**Written problem**
Wherever the string "name" shows up in a line, count that line. Give the total alone.
___ Exercise materials
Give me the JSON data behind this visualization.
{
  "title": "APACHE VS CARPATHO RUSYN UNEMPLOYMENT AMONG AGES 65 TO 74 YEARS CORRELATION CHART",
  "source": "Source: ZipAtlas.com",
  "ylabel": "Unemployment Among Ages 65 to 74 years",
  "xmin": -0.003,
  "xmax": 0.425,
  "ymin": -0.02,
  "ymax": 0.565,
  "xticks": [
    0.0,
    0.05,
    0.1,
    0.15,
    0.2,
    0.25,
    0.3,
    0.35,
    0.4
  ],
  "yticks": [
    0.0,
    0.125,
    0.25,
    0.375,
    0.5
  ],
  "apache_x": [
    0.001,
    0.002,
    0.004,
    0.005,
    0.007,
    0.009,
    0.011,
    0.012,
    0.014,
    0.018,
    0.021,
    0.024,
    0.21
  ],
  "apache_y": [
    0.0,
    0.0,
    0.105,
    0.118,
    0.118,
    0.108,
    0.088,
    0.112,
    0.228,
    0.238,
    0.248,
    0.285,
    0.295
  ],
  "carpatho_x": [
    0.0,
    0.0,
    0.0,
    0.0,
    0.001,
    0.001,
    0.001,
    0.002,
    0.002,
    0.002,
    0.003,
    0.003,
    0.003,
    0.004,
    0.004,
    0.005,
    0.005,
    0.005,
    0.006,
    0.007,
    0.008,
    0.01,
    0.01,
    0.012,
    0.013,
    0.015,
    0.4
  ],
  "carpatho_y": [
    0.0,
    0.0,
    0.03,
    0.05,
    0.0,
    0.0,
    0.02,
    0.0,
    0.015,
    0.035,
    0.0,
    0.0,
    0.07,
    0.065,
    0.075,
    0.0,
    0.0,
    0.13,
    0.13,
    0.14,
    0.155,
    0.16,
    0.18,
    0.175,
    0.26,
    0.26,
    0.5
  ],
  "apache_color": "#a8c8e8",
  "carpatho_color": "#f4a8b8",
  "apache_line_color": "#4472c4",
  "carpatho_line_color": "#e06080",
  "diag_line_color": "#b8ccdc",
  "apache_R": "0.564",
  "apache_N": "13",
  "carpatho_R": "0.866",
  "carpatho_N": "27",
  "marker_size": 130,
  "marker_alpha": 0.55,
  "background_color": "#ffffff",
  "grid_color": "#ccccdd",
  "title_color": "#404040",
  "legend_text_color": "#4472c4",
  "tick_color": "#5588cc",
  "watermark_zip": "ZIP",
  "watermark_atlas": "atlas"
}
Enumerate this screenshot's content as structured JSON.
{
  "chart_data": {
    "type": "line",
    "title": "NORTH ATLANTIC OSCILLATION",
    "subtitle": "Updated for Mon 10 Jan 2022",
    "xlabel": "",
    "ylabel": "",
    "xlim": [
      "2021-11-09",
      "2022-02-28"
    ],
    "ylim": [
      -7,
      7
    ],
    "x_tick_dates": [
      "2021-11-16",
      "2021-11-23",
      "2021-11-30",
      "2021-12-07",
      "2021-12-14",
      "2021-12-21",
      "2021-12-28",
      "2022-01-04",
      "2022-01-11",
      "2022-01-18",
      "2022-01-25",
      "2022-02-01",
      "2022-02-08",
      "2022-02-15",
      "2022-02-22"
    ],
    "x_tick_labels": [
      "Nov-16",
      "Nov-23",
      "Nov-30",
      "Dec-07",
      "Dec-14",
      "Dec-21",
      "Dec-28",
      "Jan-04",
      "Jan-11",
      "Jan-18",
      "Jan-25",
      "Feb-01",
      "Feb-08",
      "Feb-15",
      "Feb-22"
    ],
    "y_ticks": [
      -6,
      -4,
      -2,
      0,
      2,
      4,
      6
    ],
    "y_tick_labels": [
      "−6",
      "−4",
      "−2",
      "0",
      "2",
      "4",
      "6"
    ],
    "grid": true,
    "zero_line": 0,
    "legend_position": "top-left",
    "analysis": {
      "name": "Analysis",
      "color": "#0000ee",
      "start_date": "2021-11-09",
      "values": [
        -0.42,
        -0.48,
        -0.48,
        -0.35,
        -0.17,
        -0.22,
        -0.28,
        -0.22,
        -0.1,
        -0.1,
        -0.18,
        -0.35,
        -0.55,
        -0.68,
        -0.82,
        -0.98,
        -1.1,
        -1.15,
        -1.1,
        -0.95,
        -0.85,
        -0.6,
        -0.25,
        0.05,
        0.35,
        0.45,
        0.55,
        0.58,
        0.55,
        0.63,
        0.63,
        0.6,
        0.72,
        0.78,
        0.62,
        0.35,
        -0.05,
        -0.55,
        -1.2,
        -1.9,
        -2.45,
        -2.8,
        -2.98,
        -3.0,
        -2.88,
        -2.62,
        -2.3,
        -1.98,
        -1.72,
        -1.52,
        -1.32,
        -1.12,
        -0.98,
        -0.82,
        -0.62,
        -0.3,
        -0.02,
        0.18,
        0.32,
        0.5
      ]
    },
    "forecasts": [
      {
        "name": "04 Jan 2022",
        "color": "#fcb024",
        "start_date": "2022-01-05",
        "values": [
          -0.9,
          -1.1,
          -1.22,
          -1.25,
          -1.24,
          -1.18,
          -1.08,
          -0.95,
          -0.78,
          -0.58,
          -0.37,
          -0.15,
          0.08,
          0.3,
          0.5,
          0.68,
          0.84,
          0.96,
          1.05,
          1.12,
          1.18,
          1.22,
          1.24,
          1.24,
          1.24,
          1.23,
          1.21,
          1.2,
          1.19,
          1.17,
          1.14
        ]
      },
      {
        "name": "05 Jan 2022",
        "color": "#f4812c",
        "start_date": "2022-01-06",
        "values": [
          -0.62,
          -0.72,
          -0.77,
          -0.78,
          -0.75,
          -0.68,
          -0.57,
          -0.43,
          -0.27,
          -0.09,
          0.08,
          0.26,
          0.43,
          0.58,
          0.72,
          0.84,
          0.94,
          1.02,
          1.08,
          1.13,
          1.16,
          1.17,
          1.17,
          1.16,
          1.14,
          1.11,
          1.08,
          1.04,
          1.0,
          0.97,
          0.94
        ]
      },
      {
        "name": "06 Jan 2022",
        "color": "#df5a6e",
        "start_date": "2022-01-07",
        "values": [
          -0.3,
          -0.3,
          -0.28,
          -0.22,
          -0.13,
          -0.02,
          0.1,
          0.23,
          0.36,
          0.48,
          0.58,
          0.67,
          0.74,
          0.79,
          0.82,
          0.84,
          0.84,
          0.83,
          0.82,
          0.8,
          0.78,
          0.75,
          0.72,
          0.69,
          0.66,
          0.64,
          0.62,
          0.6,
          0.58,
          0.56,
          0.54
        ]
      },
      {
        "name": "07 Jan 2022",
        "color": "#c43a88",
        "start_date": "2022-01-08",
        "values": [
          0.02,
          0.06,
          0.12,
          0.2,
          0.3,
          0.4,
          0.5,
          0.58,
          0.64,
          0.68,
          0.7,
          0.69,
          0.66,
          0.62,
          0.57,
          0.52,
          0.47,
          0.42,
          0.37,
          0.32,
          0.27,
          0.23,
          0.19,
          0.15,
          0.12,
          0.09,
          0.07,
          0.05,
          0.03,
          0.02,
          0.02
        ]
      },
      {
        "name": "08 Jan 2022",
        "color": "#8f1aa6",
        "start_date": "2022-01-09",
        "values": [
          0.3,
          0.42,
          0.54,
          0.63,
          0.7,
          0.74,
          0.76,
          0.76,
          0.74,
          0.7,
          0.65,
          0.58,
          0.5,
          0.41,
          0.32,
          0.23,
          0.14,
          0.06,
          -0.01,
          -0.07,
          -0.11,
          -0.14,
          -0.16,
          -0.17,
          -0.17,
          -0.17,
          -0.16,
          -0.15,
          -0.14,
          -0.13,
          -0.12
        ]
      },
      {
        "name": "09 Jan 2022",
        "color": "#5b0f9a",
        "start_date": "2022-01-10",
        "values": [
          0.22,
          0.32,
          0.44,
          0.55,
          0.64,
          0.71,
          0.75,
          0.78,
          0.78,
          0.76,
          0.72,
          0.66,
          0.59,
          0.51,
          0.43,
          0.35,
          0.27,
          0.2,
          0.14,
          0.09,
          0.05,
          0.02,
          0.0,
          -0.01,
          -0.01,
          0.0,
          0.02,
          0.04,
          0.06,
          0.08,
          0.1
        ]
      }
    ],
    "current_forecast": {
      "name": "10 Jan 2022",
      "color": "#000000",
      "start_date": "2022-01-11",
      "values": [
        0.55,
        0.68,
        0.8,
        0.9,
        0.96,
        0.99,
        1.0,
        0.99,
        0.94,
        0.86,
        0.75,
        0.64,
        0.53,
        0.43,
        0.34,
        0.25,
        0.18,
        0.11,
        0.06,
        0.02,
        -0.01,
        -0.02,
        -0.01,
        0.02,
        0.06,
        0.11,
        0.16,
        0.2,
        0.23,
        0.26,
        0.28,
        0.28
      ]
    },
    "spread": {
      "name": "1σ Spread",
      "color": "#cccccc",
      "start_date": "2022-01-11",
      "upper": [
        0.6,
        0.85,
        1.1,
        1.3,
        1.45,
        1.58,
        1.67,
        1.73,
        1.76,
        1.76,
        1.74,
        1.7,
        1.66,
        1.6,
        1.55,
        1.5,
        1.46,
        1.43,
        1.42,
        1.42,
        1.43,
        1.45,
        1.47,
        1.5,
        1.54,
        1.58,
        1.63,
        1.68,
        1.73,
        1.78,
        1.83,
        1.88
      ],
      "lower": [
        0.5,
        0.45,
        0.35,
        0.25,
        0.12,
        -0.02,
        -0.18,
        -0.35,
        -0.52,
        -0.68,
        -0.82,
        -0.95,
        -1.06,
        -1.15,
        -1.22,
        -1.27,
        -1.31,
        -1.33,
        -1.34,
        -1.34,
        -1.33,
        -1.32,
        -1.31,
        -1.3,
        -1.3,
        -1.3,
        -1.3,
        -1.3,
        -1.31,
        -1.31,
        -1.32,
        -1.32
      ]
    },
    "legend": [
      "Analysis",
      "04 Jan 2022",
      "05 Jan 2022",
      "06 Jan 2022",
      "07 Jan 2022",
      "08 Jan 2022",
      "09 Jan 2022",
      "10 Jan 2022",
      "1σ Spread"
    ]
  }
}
______
**Result of the task**
9